### WRITTEN TASK
Say how many lines contain the word "arrow". Only the number should be given.

### DATA
■ ■ ■
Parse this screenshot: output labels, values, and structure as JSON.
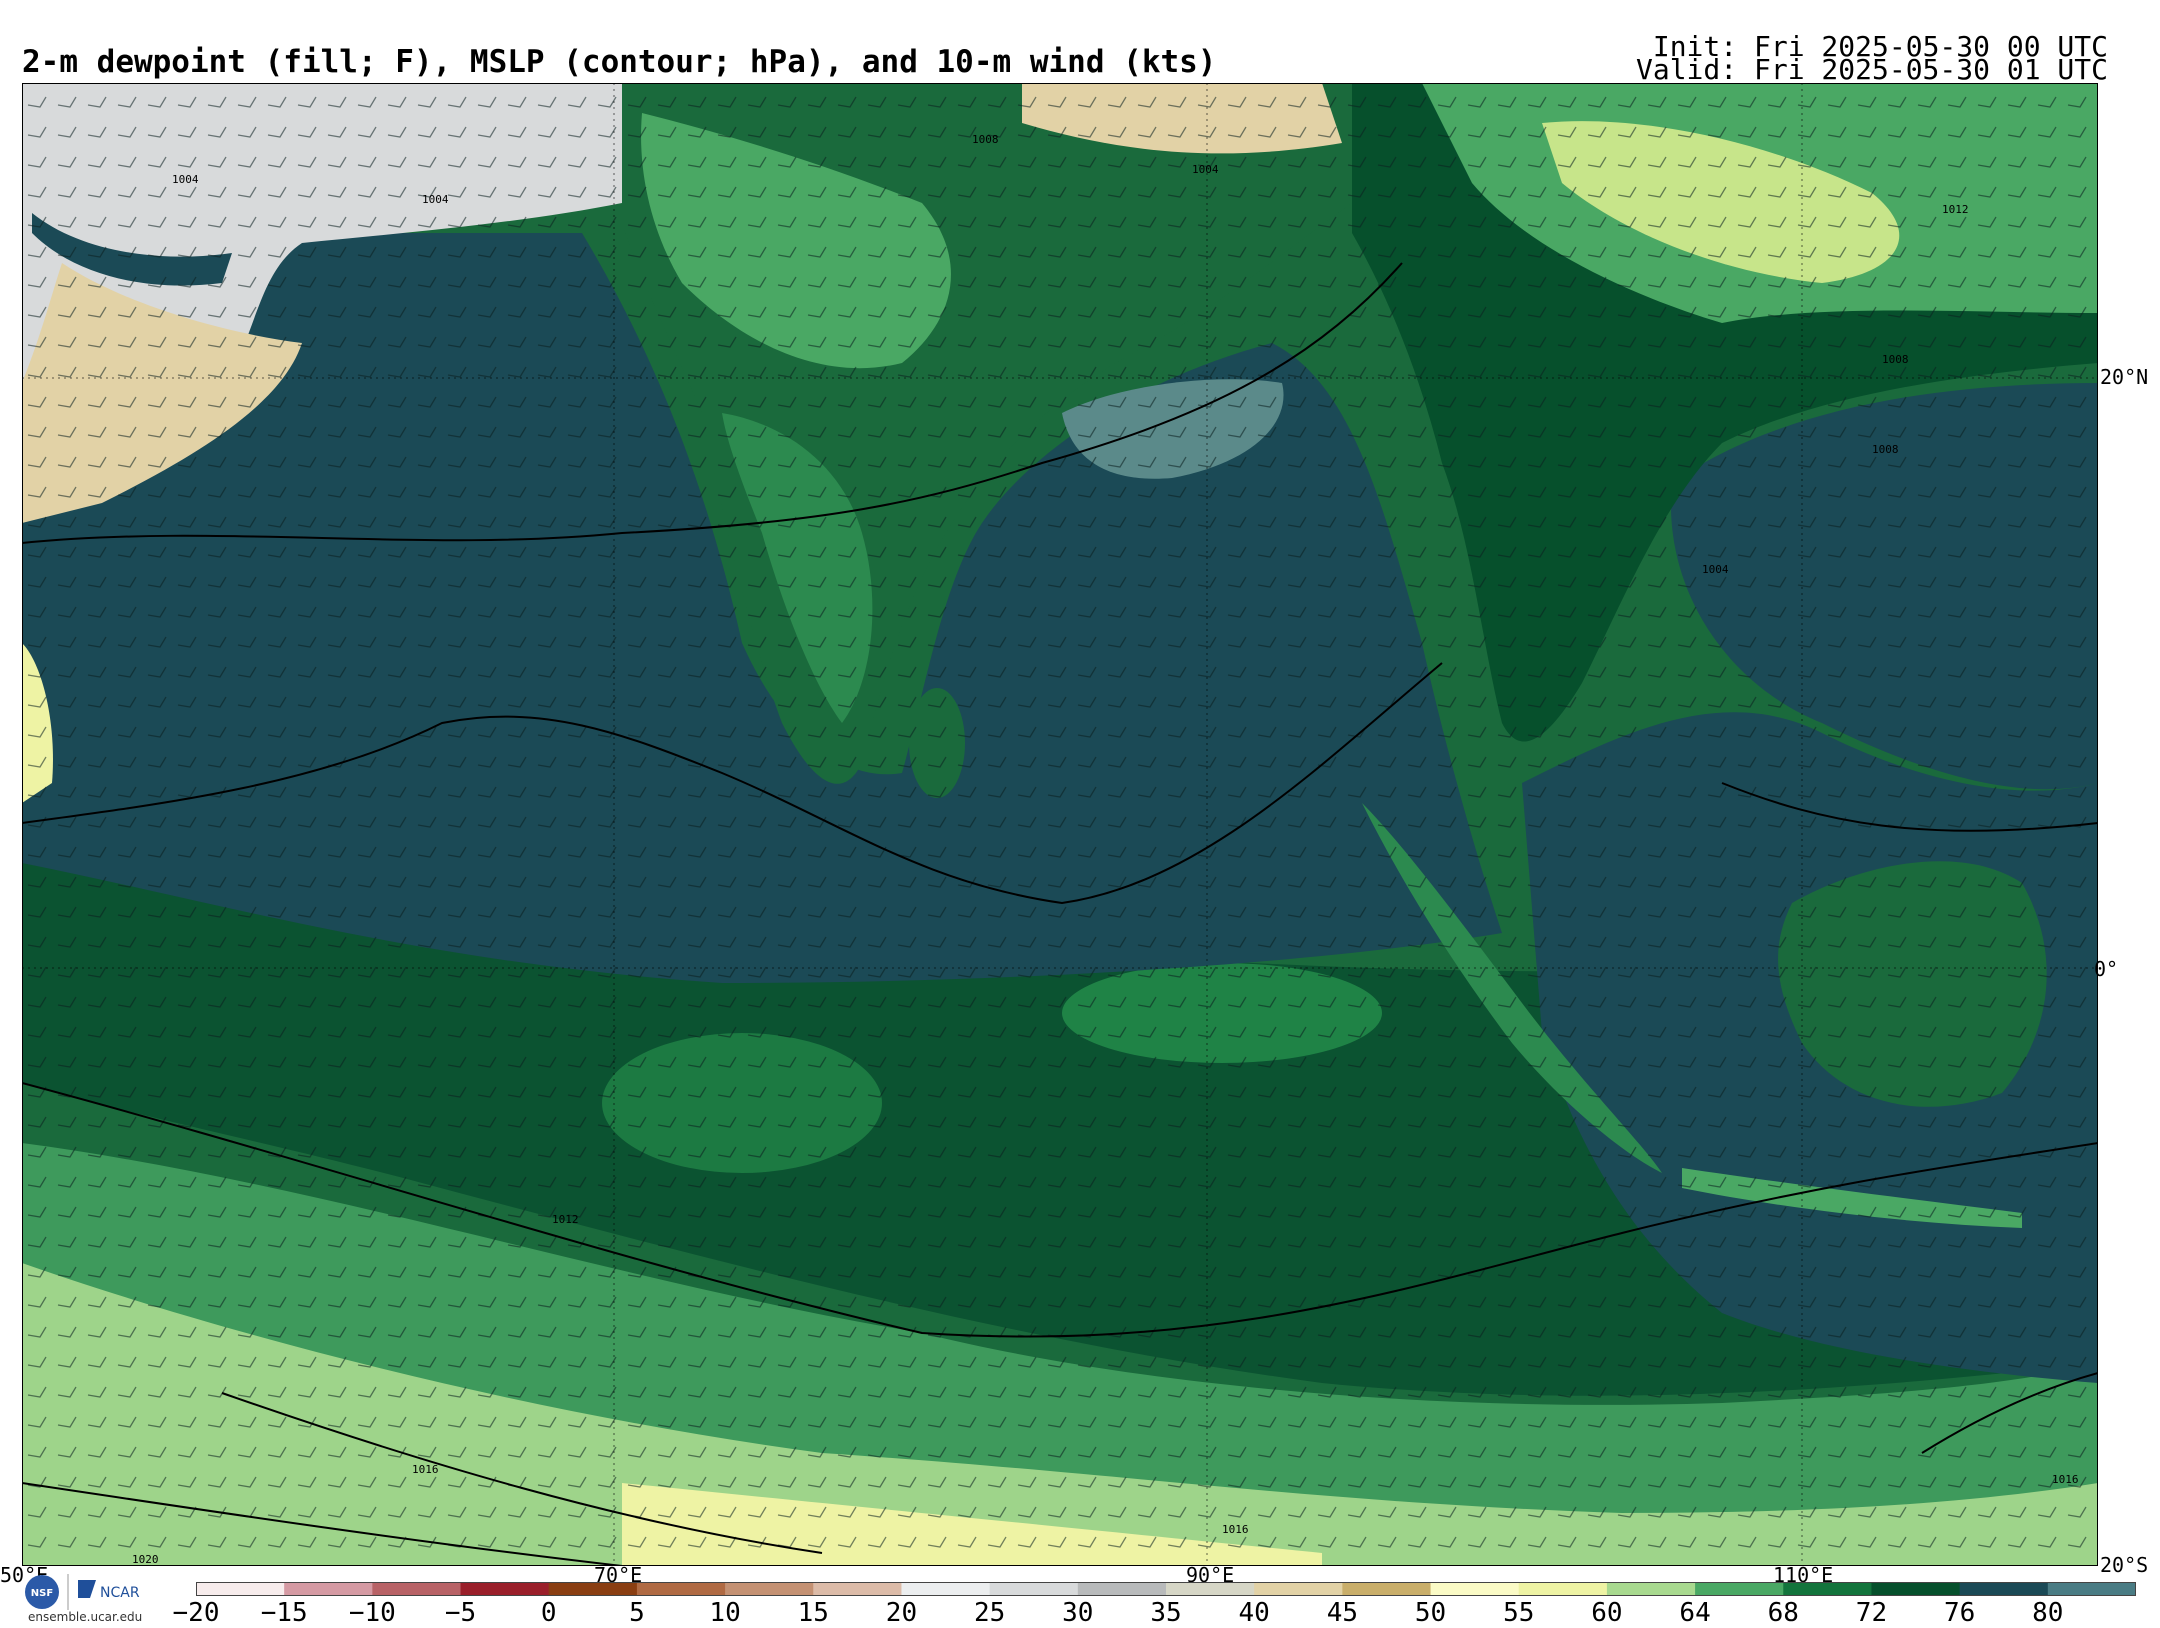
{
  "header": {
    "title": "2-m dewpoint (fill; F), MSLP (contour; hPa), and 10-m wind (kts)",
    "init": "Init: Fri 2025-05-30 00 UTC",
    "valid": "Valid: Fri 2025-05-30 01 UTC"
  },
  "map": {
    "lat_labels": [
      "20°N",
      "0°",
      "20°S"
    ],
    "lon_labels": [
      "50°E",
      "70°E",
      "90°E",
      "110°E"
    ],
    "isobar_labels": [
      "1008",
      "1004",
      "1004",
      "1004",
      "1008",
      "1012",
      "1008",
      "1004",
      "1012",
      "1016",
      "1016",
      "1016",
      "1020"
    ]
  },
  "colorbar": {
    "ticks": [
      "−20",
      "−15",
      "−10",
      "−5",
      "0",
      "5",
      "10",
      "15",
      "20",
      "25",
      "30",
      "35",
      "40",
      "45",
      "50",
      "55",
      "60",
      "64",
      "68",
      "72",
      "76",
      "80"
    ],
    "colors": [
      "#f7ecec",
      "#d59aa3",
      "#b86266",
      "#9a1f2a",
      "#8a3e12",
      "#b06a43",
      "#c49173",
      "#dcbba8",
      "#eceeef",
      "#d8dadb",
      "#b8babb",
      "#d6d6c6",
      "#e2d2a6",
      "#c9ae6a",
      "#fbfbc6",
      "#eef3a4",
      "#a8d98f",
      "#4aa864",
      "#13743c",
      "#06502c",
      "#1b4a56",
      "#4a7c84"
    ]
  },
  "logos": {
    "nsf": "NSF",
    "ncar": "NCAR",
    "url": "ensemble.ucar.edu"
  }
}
■ ■ ■
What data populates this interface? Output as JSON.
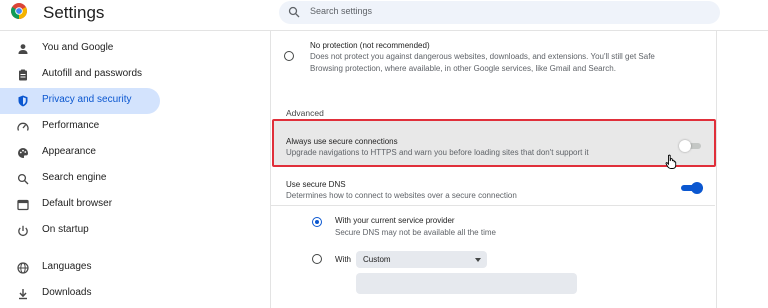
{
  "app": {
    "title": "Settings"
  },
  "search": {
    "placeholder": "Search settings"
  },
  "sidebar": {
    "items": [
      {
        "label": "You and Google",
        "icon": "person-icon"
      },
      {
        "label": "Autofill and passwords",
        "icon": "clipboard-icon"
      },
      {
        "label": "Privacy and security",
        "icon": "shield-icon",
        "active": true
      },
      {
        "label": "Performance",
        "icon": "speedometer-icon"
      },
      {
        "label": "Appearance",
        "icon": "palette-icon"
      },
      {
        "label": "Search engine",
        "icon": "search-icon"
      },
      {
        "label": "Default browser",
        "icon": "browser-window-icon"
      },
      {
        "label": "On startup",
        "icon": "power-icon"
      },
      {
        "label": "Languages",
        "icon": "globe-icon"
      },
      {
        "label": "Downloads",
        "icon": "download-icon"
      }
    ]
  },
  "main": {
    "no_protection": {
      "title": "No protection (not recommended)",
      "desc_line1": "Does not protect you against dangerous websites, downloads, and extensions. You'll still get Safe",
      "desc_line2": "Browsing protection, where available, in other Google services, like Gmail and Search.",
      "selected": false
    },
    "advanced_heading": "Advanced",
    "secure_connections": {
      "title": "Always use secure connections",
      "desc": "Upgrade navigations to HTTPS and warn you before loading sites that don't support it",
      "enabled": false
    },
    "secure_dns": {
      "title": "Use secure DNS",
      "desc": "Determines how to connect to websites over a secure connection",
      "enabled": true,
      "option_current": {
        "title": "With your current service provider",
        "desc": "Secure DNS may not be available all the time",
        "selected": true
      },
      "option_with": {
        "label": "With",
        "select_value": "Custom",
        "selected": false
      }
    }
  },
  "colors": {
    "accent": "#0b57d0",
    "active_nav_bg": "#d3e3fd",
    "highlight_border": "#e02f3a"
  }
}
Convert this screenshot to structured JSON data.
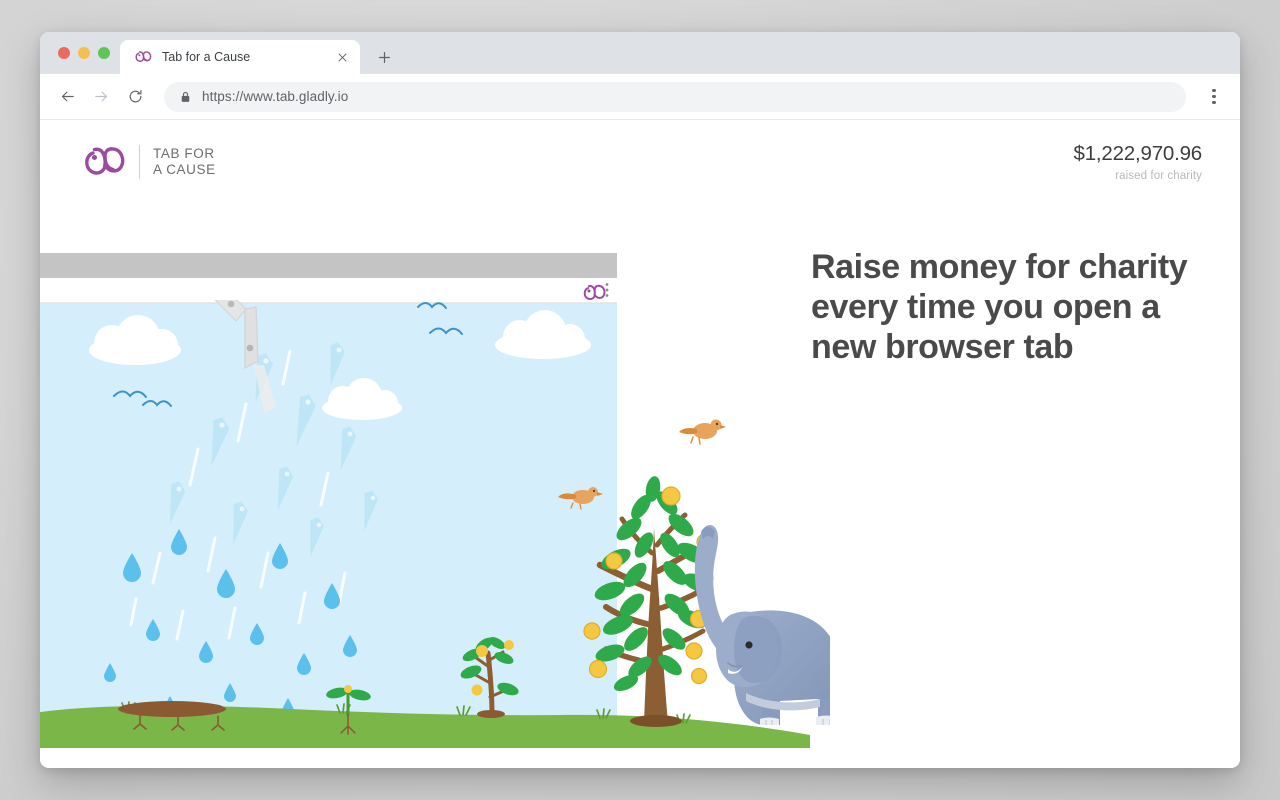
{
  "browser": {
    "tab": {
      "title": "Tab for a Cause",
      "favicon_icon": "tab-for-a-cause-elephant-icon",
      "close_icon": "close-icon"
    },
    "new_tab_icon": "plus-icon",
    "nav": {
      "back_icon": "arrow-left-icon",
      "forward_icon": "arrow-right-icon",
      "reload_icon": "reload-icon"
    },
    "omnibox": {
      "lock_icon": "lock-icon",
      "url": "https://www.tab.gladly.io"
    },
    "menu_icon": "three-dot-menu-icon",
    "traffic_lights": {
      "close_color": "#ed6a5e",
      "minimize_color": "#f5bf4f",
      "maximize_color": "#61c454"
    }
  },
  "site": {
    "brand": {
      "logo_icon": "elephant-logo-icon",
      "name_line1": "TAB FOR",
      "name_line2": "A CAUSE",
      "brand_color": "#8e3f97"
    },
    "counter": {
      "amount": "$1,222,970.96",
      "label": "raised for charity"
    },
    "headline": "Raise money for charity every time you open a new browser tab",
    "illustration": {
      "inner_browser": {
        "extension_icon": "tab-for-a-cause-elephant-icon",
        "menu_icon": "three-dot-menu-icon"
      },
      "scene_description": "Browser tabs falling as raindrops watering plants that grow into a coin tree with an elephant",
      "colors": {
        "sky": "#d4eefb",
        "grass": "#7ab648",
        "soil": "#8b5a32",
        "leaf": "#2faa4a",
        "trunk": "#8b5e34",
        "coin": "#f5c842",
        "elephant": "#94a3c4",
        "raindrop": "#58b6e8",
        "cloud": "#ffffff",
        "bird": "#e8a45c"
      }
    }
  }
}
■ ■ ■
### EXERCISE OUTPUT
2